━━━━━ Rows ━━━━━

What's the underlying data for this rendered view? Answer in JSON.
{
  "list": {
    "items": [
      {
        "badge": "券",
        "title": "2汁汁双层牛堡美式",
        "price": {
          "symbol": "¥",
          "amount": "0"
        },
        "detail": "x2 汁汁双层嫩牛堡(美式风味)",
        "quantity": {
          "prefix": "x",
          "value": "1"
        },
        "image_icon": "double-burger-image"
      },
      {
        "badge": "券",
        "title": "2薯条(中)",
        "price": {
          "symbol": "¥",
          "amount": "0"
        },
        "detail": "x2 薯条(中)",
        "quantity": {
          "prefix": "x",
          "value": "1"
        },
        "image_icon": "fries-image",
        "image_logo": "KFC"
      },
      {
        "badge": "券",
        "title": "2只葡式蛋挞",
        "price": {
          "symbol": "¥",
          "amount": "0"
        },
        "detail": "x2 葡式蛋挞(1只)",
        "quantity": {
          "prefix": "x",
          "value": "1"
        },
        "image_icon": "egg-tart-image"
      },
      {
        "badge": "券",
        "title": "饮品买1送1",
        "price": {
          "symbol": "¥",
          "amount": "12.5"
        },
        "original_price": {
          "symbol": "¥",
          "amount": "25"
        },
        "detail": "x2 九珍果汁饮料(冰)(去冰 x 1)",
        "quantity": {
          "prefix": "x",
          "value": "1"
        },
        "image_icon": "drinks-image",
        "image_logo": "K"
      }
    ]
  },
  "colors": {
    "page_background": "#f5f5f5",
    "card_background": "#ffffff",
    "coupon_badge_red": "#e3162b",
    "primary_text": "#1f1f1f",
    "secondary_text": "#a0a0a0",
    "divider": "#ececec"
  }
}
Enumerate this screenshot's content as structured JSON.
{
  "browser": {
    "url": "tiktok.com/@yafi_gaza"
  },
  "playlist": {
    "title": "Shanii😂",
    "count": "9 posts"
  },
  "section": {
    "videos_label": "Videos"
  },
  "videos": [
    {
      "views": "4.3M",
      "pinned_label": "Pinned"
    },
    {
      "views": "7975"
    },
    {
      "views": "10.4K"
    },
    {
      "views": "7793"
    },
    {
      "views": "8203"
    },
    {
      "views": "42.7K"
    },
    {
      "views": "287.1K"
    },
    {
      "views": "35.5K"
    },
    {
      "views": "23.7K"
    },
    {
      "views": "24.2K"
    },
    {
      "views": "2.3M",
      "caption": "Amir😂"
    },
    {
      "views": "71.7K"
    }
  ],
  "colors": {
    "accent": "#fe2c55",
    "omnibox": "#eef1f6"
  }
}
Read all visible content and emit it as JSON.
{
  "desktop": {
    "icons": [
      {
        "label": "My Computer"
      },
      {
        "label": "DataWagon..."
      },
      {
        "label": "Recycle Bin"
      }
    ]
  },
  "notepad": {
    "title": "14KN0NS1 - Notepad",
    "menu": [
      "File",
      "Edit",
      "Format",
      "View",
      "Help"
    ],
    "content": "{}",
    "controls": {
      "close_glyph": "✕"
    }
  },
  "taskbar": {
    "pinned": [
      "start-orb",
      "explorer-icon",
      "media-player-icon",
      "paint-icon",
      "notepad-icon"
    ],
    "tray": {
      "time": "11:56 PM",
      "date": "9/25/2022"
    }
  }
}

━━━━━

# Objective
Filter the records above and return every line that holds the word "views".

# Response to this task
      "views": "4.3M",
      "views": "7975"
      "views": "10.4K"
      "views": "7793"
      "views": "8203"
      "views": "42.7K"
      "views": "287.1K"
      "views": "35.5K"
      "views": "23.7K"
      "views": "24.2K"
      "views": "2.3M",
      "views": "71.7K"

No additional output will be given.